Stated goal: Your task is to retype each line of the data below exactly.

— Start Information provided —

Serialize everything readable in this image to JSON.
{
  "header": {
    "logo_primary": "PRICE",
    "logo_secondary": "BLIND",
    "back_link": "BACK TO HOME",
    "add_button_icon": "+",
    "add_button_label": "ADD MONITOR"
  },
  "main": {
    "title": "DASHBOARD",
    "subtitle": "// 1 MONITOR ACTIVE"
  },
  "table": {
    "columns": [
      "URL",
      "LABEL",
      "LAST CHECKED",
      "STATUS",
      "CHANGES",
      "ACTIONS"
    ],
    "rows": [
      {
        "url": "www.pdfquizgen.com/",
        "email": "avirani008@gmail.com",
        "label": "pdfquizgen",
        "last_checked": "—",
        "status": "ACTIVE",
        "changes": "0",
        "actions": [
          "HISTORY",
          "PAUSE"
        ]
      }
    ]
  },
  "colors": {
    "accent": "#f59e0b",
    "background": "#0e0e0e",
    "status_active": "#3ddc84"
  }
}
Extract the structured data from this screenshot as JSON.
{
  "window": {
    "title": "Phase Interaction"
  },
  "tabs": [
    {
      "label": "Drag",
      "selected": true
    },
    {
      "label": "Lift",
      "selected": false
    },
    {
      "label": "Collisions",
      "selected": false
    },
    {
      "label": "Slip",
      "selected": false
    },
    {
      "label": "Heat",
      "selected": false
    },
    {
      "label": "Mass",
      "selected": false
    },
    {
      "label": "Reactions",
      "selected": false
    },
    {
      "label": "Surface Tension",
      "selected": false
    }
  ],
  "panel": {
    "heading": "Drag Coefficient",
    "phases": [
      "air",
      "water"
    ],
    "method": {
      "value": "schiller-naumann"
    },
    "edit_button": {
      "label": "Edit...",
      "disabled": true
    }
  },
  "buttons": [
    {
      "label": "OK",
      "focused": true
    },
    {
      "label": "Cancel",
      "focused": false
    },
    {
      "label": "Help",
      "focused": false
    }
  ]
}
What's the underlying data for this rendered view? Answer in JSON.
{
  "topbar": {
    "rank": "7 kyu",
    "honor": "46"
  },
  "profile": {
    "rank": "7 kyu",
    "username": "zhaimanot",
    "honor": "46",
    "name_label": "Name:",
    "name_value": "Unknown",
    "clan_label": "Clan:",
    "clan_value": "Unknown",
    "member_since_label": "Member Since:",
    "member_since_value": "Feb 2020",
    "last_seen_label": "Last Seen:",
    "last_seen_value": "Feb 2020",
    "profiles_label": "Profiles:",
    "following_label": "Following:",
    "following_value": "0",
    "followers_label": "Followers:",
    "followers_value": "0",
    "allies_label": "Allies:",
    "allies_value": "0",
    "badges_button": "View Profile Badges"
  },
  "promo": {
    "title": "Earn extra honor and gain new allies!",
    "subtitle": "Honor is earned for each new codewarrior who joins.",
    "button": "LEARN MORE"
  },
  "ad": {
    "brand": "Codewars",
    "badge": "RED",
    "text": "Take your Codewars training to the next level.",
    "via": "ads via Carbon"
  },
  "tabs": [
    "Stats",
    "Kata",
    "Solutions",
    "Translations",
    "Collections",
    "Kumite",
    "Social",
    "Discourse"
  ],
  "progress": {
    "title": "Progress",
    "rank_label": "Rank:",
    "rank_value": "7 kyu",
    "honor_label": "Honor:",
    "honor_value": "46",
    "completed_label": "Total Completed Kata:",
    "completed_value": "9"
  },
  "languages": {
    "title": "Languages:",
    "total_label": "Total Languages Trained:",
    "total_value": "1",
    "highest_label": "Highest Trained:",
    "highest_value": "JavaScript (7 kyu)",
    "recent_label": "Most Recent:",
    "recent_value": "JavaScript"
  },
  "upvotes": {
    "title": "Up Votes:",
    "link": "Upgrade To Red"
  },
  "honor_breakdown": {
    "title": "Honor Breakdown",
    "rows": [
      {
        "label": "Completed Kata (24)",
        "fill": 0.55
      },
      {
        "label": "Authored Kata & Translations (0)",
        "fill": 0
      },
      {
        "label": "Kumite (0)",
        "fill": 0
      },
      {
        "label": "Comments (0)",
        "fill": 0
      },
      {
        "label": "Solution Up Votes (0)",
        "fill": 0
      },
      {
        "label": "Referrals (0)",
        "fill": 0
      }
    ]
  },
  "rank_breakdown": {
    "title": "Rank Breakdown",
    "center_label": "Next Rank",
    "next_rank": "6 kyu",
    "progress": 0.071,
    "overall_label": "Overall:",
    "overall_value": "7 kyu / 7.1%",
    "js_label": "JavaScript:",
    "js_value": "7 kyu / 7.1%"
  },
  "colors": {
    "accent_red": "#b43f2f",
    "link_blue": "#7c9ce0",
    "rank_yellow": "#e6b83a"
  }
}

— End Information provided —

Solution to this problem:
Serialize everything readable in this image to JSON.
{
  "header": {
    "logo_primary": "PRICE",
    "logo_secondary": "BLIND",
    "back_link": "BACK TO HOME",
    "add_button_icon": "+",
    "add_button_label": "ADD MONITOR"
  },
  "main": {
    "title": "DASHBOARD",
    "subtitle": "// 1 MONITOR ACTIVE"
  },
  "table": {
    "columns": [
      "URL",
      "LABEL",
      "LAST CHECKED",
      "STATUS",
      "CHANGES",
      "ACTIONS"
    ],
    "rows": [
      {
        "url": "www.pdfquizgen.com/",
        "email": "avirani008@gmail.com",
        "label": "pdfquizgen",
        "last_checked": "—",
        "status": "ACTIVE",
        "changes": "0",
        "actions": [
          "HISTORY",
          "PAUSE"
        ]
      }
    ]
  },
  "colors": {
    "accent": "#f59e0b",
    "background": "#0e0e0e",
    "status_active": "#3ddc84"
  }
}
Extract the structured data from this screenshot as JSON.
{
  "window": {
    "title": "Phase Interaction"
  },
  "tabs": [
    {
      "label": "Drag",
      "selected": true
    },
    {
      "label": "Lift",
      "selected": false
    },
    {
      "label": "Collisions",
      "selected": false
    },
    {
      "label": "Slip",
      "selected": false
    },
    {
      "label": "Heat",
      "selected": false
    },
    {
      "label": "Mass",
      "selected": false
    },
    {
      "label": "Reactions",
      "selected": false
    },
    {
      "label": "Surface Tension",
      "selected": false
    }
  ],
  "panel": {
    "heading": "Drag Coefficient",
    "phases": [
      "air",
      "water"
    ],
    "method": {
      "value": "schiller-naumann"
    },
    "edit_button": {
      "label": "Edit...",
      "disabled": true
    }
  },
  "buttons": [
    {
      "label": "OK",
      "focused": true
    },
    {
      "label": "Cancel",
      "focused": false
    },
    {
      "label": "Help",
      "focused": false
    }
  ]
}
What's the underlying data for this rendered view? Answer in JSON.
{
  "topbar": {
    "rank": "7 kyu",
    "honor": "46"
  },
  "profile": {
    "rank": "7 kyu",
    "username": "zhaimanot",
    "honor": "46",
    "name_label": "Name:",
    "name_value": "Unknown",
    "clan_label": "Clan:",
    "clan_value": "Unknown",
    "member_since_label": "Member Since:",
    "member_since_value": "Feb 2020",
    "last_seen_label": "Last Seen:",
    "last_seen_value": "Feb 2020",
    "profiles_label": "Profiles:",
    "following_label": "Following:",
    "following_value": "0",
    "followers_label": "Followers:",
    "followers_value": "0",
    "allies_label": "Allies:",
    "allies_value": "0",
    "badges_button": "View Profile Badges"
  },
  "promo": {
    "title": "Earn extra honor and gain new allies!",
    "subtitle": "Honor is earned for each new codewarrior who joins.",
    "button": "LEARN MORE"
  },
  "ad": {
    "brand": "Codewars",
    "badge": "RED",
    "text": "Take your Codewars training to the next level.",
    "via": "ads via Carbon"
  },
  "tabs": [
    "Stats",
    "Kata",
    "Solutions",
    "Translations",
    "Collections",
    "Kumite",
    "Social",
    "Discourse"
  ],
  "progress": {
    "title": "Progress",
    "rank_label": "Rank:",
    "rank_value": "7 kyu",
    "honor_label": "Honor:",
    "honor_value": "46",
    "completed_label": "Total Completed Kata:",
    "completed_value": "9"
  },
  "languages": {
    "title": "Languages:",
    "total_label": "Total Languages Trained:",
    "total_value": "1",
    "highest_label": "Highest Trained:",
    "highest_value": "JavaScript (7 kyu)",
    "recent_label": "Most Recent:",
    "recent_value": "JavaScript"
  },
  "upvotes": {
    "title": "Up Votes:",
    "link": "Upgrade To Red"
  },
  "honor_breakdown": {
    "title": "Honor Breakdown",
    "rows": [
      {
        "label": "Completed Kata (24)",
        "fill": 0.55
      },
      {
        "label": "Authored Kata & Translations (0)",
        "fill": 0
      },
      {
        "label": "Kumite (0)",
        "fill": 0
      },
      {
        "label": "Comments (0)",
        "fill": 0
      },
      {
        "label": "Solution Up Votes (0)",
        "fill": 0
      },
      {
        "label": "Referrals (0)",
        "fill": 0
      }
    ]
  },
  "rank_breakdown": {
    "title": "Rank Breakdown",
    "center_label": "Next Rank",
    "next_rank": "6 kyu",
    "progress": 0.071,
    "overall_label": "Overall:",
    "overall_value": "7 kyu / 7.1%",
    "js_label": "JavaScript:",
    "js_value": "7 kyu / 7.1%"
  },
  "colors": {
    "accent_red": "#b43f2f",
    "link_blue": "#7c9ce0",
    "rank_yellow": "#e6b83a"
  }
}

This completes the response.